ITEMS
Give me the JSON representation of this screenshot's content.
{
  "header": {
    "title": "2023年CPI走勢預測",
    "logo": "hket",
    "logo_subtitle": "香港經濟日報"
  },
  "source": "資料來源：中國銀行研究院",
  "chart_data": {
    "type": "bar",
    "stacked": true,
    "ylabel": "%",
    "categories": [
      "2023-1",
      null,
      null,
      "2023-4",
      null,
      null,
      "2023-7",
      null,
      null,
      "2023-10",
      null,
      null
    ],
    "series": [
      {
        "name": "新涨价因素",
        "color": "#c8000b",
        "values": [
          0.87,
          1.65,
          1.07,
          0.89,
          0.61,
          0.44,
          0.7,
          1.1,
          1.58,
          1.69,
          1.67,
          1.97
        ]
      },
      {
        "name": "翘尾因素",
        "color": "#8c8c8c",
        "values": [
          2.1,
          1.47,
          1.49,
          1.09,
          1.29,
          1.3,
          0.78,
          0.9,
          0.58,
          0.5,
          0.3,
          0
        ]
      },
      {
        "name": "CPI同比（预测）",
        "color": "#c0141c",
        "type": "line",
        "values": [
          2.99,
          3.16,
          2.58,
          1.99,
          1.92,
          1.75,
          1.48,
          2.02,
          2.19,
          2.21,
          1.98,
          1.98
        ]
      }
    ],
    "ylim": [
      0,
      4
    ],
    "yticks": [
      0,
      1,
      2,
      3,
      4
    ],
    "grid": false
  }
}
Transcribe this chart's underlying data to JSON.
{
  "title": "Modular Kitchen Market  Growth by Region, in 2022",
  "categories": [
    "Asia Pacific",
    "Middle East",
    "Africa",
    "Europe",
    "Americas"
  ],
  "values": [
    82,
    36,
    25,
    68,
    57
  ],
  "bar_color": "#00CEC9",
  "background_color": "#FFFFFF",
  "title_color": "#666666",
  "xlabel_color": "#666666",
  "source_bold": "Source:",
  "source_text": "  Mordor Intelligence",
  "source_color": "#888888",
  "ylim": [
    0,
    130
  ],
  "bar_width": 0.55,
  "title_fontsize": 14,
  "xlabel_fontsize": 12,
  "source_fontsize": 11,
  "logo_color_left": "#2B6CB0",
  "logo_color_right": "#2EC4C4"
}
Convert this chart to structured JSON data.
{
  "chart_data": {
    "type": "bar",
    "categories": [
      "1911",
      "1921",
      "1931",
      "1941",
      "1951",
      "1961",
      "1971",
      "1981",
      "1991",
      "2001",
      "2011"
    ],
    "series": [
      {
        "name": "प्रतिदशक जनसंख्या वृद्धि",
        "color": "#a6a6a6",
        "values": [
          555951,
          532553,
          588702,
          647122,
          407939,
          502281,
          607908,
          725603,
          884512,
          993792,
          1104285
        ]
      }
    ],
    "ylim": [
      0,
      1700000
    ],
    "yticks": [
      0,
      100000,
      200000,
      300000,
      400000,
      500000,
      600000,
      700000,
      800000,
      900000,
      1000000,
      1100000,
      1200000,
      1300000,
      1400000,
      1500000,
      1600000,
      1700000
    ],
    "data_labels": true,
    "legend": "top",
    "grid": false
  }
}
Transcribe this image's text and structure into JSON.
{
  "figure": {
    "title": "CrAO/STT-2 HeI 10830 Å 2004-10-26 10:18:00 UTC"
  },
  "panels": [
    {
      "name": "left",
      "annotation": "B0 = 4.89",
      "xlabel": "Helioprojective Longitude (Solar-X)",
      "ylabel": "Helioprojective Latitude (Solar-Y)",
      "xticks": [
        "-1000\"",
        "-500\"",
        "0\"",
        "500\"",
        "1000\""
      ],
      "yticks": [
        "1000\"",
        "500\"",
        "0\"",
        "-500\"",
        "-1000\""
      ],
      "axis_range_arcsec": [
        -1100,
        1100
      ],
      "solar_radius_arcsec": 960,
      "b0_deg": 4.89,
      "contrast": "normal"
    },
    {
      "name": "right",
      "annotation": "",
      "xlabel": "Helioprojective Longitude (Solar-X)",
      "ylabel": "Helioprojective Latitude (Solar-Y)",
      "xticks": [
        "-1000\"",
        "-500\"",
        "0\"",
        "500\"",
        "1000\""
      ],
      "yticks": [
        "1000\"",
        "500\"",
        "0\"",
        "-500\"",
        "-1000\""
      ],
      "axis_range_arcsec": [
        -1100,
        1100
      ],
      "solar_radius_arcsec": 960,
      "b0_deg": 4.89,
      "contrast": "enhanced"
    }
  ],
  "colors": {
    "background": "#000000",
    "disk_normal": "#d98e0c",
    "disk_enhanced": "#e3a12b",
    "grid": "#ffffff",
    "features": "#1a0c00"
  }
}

WHAT IS EXPECTED
Report every line in the data above in which the word "this" appears.

FULL OUTPUT
Give me the JSON representation of this screenshot's content.
Transcribe this chart's underlying data to JSON.
Convert this chart to structured JSON data.
Transcribe this image's text and structure into JSON.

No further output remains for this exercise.